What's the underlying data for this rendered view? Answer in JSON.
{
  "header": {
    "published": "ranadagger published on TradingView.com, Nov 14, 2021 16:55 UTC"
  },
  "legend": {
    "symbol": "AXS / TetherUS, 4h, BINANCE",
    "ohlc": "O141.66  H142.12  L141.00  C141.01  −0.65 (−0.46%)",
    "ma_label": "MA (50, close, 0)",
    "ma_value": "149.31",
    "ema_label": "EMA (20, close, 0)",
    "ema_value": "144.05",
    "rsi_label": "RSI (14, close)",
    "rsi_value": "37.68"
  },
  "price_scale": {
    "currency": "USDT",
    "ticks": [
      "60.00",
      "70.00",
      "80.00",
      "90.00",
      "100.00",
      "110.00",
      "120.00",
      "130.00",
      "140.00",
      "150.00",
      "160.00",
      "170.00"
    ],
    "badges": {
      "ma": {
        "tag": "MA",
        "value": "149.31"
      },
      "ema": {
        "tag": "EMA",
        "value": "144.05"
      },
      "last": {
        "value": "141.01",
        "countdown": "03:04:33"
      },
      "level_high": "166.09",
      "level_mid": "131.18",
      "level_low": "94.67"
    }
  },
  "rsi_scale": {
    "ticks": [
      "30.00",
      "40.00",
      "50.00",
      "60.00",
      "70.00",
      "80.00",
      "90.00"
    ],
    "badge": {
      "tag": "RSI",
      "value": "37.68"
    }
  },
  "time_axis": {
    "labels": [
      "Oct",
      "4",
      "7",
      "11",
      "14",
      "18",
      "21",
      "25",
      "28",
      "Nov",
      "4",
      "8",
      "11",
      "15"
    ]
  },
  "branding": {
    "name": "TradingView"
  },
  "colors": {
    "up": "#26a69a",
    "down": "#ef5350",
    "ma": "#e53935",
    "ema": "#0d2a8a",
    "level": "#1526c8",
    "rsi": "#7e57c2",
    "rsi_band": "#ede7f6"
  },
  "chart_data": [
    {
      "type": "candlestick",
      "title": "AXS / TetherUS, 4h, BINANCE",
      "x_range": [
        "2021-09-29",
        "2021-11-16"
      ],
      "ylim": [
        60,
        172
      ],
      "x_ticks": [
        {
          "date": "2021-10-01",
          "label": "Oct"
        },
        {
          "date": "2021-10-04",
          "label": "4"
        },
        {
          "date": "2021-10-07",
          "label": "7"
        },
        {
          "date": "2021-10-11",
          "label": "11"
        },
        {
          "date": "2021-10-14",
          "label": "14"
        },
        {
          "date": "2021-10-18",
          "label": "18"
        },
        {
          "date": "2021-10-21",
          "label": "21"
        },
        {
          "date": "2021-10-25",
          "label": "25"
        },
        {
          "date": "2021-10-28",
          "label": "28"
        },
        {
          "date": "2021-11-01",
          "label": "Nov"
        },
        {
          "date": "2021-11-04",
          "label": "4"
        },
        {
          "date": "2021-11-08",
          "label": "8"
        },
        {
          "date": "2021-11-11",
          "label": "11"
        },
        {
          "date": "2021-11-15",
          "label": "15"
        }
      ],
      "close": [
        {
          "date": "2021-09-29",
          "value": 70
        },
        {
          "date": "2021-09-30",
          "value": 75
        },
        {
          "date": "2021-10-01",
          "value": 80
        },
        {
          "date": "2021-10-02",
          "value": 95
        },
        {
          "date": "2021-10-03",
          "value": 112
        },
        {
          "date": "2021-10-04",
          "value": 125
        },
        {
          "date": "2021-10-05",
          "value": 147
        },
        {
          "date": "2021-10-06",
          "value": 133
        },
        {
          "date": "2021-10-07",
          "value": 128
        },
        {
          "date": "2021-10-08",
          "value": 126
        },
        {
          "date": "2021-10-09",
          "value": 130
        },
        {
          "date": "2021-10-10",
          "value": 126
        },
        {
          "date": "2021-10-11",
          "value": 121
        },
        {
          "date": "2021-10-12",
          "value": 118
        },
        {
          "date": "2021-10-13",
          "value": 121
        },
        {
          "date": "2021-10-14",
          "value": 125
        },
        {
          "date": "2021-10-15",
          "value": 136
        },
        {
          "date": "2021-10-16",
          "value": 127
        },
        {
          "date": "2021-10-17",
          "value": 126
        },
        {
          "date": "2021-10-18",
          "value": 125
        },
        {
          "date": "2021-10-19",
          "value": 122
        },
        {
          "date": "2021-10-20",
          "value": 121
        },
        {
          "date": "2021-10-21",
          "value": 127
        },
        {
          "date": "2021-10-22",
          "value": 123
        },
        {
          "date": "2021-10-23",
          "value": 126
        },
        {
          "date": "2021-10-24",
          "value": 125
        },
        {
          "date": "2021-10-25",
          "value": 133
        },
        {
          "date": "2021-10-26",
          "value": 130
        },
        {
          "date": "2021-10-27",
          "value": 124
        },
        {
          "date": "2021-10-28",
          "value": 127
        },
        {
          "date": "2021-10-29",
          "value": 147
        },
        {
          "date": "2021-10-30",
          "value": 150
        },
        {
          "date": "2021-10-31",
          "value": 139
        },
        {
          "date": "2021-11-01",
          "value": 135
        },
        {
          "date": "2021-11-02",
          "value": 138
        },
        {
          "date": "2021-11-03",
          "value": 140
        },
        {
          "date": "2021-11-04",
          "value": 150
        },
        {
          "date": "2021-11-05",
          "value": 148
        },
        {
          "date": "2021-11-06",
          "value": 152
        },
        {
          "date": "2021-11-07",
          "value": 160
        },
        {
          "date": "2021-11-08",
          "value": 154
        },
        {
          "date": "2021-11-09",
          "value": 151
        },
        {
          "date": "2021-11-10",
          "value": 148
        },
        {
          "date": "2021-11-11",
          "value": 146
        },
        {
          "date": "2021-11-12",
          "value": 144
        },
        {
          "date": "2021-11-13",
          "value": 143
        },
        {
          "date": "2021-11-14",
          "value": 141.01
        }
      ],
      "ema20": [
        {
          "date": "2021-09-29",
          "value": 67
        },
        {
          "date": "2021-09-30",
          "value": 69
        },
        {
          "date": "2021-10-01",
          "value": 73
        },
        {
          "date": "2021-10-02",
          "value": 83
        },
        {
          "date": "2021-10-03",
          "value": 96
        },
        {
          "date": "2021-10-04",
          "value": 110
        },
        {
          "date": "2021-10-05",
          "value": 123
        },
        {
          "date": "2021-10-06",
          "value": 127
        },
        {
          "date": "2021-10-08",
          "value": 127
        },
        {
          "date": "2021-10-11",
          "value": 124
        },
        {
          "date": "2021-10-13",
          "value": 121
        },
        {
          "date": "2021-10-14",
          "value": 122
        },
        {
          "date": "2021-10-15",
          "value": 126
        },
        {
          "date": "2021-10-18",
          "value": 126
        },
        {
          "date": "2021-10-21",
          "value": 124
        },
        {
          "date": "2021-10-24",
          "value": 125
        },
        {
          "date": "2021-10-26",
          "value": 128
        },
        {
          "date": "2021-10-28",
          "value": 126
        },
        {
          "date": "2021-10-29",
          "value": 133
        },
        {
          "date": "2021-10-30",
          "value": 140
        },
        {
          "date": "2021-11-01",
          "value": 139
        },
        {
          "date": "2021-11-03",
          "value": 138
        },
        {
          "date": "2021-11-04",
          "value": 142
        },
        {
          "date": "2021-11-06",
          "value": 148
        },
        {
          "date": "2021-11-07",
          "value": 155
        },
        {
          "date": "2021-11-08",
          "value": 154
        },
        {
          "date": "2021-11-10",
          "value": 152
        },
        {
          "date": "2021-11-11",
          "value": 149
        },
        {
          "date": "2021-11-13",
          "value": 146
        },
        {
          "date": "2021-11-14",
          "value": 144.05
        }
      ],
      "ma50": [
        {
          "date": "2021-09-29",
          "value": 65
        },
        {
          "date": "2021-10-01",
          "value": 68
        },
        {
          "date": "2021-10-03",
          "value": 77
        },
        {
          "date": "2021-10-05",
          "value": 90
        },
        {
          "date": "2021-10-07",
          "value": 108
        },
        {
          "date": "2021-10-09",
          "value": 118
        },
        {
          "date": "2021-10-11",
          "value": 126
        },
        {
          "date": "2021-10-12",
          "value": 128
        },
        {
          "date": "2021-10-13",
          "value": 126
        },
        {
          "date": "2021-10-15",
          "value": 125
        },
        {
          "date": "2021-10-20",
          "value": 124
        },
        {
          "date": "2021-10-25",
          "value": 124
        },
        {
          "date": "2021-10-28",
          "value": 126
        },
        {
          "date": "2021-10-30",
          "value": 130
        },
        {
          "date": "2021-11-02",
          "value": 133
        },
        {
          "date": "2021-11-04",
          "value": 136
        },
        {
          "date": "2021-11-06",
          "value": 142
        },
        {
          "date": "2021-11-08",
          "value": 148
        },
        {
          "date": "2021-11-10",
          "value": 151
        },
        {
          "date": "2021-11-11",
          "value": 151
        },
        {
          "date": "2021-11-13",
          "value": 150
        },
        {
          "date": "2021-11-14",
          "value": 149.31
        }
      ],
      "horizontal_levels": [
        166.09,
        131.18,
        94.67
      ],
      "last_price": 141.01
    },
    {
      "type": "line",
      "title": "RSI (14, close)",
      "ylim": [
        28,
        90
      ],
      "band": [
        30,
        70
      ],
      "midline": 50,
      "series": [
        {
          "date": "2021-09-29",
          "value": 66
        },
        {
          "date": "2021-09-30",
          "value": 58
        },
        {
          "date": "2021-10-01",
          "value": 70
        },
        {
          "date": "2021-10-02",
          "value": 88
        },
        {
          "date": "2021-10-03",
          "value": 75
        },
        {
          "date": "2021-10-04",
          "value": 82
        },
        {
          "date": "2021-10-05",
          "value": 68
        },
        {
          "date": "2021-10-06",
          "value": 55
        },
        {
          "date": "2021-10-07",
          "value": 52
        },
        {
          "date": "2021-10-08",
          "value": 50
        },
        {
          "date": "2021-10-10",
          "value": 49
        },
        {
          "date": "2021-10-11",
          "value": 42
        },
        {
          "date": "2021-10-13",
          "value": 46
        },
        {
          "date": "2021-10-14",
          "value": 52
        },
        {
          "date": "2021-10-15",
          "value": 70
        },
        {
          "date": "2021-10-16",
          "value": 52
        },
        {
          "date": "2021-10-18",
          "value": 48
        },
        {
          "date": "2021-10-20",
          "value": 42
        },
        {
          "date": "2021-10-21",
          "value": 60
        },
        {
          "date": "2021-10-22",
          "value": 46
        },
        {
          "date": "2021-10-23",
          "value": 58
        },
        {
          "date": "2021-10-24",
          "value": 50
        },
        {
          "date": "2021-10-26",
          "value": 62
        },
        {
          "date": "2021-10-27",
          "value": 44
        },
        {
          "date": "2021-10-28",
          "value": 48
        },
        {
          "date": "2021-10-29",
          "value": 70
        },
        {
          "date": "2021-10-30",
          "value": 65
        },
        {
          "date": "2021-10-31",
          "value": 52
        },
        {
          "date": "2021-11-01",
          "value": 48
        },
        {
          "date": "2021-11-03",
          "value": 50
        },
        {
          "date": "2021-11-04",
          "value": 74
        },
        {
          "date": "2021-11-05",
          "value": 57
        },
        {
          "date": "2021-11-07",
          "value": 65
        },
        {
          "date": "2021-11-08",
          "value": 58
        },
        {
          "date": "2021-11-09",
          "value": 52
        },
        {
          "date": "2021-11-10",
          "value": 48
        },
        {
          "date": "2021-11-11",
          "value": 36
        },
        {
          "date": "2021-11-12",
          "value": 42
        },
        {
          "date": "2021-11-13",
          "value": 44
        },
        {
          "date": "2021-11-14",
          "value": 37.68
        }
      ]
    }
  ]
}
####
- _Prompt_
Report only the number of lines in the records that include the word "TetherUS".

- _Reply_
2